> YOUR OBJECTIVE
Check every line of the entries below for the word "轻型车辆", and copy the ones that have it.

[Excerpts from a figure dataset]
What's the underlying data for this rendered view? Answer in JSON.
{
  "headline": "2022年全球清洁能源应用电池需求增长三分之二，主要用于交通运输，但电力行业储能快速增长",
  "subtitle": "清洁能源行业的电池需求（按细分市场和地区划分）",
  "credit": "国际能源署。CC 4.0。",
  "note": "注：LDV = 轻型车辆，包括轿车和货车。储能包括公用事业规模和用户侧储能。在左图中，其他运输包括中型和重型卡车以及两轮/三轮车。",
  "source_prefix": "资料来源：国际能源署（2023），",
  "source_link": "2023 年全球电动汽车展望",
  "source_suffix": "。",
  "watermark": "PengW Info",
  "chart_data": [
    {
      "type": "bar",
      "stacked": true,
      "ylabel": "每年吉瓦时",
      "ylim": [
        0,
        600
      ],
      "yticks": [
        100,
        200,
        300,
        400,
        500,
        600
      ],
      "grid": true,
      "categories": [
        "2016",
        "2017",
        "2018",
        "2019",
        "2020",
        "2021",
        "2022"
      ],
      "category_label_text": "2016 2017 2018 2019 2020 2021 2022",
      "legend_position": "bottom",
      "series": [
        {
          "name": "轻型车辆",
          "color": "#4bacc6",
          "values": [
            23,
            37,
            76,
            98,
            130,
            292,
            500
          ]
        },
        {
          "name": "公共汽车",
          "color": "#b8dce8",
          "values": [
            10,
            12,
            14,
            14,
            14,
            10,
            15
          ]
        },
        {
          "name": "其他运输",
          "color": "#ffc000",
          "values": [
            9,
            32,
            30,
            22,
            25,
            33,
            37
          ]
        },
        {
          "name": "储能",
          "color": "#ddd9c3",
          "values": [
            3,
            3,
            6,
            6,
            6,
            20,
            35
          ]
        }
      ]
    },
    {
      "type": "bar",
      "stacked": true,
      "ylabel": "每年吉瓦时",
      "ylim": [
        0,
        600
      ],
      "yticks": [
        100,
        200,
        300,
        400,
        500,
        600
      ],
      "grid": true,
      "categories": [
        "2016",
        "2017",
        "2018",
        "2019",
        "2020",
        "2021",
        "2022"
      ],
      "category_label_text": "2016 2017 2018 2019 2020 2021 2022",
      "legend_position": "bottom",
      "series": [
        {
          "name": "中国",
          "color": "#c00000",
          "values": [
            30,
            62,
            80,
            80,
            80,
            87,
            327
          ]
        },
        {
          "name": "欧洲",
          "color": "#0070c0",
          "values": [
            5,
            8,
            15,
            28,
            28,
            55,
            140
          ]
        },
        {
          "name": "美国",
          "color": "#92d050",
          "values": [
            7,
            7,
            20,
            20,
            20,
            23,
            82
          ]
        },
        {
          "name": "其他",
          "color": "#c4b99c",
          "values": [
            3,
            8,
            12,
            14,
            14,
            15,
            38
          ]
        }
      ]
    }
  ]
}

> ANSWER TO THE TASK
  "note": "注：LDV = 轻型车辆，包括轿车和货车。储能包括公用事业规模和用户侧储能。在左图中，其他运输包括中型和重型卡车以及两轮/三轮车。",
          "name": "轻型车辆",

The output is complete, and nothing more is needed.